**PROVIDED RECORDS:**
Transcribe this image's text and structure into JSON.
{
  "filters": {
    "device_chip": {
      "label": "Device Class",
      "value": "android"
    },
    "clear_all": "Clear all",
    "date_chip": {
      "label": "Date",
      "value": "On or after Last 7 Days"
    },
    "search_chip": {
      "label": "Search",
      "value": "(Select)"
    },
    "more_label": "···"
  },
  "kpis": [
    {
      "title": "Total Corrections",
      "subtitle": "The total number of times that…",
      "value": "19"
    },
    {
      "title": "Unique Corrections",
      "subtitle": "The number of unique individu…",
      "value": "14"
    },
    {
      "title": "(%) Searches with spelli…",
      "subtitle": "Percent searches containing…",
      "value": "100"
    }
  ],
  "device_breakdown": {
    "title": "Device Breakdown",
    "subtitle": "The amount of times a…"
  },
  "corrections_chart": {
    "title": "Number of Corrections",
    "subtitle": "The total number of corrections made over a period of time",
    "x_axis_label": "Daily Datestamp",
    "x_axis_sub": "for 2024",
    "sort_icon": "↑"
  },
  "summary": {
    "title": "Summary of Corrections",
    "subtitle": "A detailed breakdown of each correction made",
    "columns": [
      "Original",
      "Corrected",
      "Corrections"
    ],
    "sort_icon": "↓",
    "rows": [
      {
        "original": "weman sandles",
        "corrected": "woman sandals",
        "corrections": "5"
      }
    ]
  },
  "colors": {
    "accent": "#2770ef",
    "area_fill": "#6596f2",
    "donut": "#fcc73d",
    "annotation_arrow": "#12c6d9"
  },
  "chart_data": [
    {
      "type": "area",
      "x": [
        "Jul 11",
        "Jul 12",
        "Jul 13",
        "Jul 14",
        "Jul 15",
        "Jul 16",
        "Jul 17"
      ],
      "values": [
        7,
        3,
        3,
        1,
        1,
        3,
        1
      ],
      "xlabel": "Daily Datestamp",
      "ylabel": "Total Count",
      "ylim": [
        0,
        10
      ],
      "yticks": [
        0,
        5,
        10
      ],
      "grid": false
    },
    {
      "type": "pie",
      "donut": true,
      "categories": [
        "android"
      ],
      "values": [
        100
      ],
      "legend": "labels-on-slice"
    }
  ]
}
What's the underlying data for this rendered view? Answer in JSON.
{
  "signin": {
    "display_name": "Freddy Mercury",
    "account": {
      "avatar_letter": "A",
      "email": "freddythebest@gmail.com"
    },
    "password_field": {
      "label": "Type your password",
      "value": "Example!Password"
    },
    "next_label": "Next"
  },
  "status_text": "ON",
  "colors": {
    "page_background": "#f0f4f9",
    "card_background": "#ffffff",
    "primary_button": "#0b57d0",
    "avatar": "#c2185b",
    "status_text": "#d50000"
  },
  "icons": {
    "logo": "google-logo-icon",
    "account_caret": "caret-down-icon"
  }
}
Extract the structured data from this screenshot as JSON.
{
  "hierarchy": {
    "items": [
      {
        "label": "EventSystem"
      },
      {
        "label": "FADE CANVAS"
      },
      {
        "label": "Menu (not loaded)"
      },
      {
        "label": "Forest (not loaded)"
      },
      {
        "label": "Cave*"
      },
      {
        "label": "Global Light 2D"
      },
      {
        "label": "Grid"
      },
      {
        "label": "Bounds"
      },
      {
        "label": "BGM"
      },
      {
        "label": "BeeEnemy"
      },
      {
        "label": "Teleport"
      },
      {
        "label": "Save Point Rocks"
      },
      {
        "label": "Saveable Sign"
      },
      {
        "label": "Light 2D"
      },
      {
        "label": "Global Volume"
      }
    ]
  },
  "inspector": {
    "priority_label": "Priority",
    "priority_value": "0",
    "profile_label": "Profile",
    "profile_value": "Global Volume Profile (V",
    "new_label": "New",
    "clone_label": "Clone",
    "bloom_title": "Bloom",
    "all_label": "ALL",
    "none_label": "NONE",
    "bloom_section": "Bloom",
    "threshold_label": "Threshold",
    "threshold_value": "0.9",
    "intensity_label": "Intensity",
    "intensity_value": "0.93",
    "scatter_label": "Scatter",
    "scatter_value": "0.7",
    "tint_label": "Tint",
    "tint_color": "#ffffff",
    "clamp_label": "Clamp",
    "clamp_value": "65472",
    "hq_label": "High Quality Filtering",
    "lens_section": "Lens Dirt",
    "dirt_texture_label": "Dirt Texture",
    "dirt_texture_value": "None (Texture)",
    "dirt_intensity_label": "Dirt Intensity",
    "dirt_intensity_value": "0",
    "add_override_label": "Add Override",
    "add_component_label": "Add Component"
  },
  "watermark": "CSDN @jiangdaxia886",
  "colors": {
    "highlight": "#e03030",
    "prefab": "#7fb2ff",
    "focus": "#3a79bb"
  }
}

**GIVEN TASK:**
The listing above should be transcribed in full, exactly as written.

**RESPONSE TO THE EXERCISE:**
Transcribe this image's text and structure into JSON.
{
  "filters": {
    "device_chip": {
      "label": "Device Class",
      "value": "android"
    },
    "clear_all": "Clear all",
    "date_chip": {
      "label": "Date",
      "value": "On or after Last 7 Days"
    },
    "search_chip": {
      "label": "Search",
      "value": "(Select)"
    },
    "more_label": "···"
  },
  "kpis": [
    {
      "title": "Total Corrections",
      "subtitle": "The total number of times that…",
      "value": "19"
    },
    {
      "title": "Unique Corrections",
      "subtitle": "The number of unique individu…",
      "value": "14"
    },
    {
      "title": "(%) Searches with spelli…",
      "subtitle": "Percent searches containing…",
      "value": "100"
    }
  ],
  "device_breakdown": {
    "title": "Device Breakdown",
    "subtitle": "The amount of times a…"
  },
  "corrections_chart": {
    "title": "Number of Corrections",
    "subtitle": "The total number of corrections made over a period of time",
    "x_axis_label": "Daily Datestamp",
    "x_axis_sub": "for 2024",
    "sort_icon": "↑"
  },
  "summary": {
    "title": "Summary of Corrections",
    "subtitle": "A detailed breakdown of each correction made",
    "columns": [
      "Original",
      "Corrected",
      "Corrections"
    ],
    "sort_icon": "↓",
    "rows": [
      {
        "original": "weman sandles",
        "corrected": "woman sandals",
        "corrections": "5"
      }
    ]
  },
  "colors": {
    "accent": "#2770ef",
    "area_fill": "#6596f2",
    "donut": "#fcc73d",
    "annotation_arrow": "#12c6d9"
  },
  "chart_data": [
    {
      "type": "area",
      "x": [
        "Jul 11",
        "Jul 12",
        "Jul 13",
        "Jul 14",
        "Jul 15",
        "Jul 16",
        "Jul 17"
      ],
      "values": [
        7,
        3,
        3,
        1,
        1,
        3,
        1
      ],
      "xlabel": "Daily Datestamp",
      "ylabel": "Total Count",
      "ylim": [
        0,
        10
      ],
      "yticks": [
        0,
        5,
        10
      ],
      "grid": false
    },
    {
      "type": "pie",
      "donut": true,
      "categories": [
        "android"
      ],
      "values": [
        100
      ],
      "legend": "labels-on-slice"
    }
  ]
}
What's the underlying data for this rendered view? Answer in JSON.
{
  "signin": {
    "display_name": "Freddy Mercury",
    "account": {
      "avatar_letter": "A",
      "email": "freddythebest@gmail.com"
    },
    "password_field": {
      "label": "Type your password",
      "value": "Example!Password"
    },
    "next_label": "Next"
  },
  "status_text": "ON",
  "colors": {
    "page_background": "#f0f4f9",
    "card_background": "#ffffff",
    "primary_button": "#0b57d0",
    "avatar": "#c2185b",
    "status_text": "#d50000"
  },
  "icons": {
    "logo": "google-logo-icon",
    "account_caret": "caret-down-icon"
  }
}
Extract the structured data from this screenshot as JSON.
{
  "hierarchy": {
    "items": [
      {
        "label": "EventSystem"
      },
      {
        "label": "FADE CANVAS"
      },
      {
        "label": "Menu (not loaded)"
      },
      {
        "label": "Forest (not loaded)"
      },
      {
        "label": "Cave*"
      },
      {
        "label": "Global Light 2D"
      },
      {
        "label": "Grid"
      },
      {
        "label": "Bounds"
      },
      {
        "label": "BGM"
      },
      {
        "label": "BeeEnemy"
      },
      {
        "label": "Teleport"
      },
      {
        "label": "Save Point Rocks"
      },
      {
        "label": "Saveable Sign"
      },
      {
        "label": "Light 2D"
      },
      {
        "label": "Global Volume"
      }
    ]
  },
  "inspector": {
    "priority_label": "Priority",
    "priority_value": "0",
    "profile_label": "Profile",
    "profile_value": "Global Volume Profile (V",
    "new_label": "New",
    "clone_label": "Clone",
    "bloom_title": "Bloom",
    "all_label": "ALL",
    "none_label": "NONE",
    "bloom_section": "Bloom",
    "threshold_label": "Threshold",
    "threshold_value": "0.9",
    "intensity_label": "Intensity",
    "intensity_value": "0.93",
    "scatter_label": "Scatter",
    "scatter_value": "0.7",
    "tint_label": "Tint",
    "tint_color": "#ffffff",
    "clamp_label": "Clamp",
    "clamp_value": "65472",
    "hq_label": "High Quality Filtering",
    "lens_section": "Lens Dirt",
    "dirt_texture_label": "Dirt Texture",
    "dirt_texture_value": "None (Texture)",
    "dirt_intensity_label": "Dirt Intensity",
    "dirt_intensity_value": "0",
    "add_override_label": "Add Override",
    "add_component_label": "Add Component"
  },
  "watermark": "CSDN @jiangdaxia886",
  "colors": {
    "highlight": "#e03030",
    "prefab": "#7fb2ff",
    "focus": "#3a79bb"
  }
}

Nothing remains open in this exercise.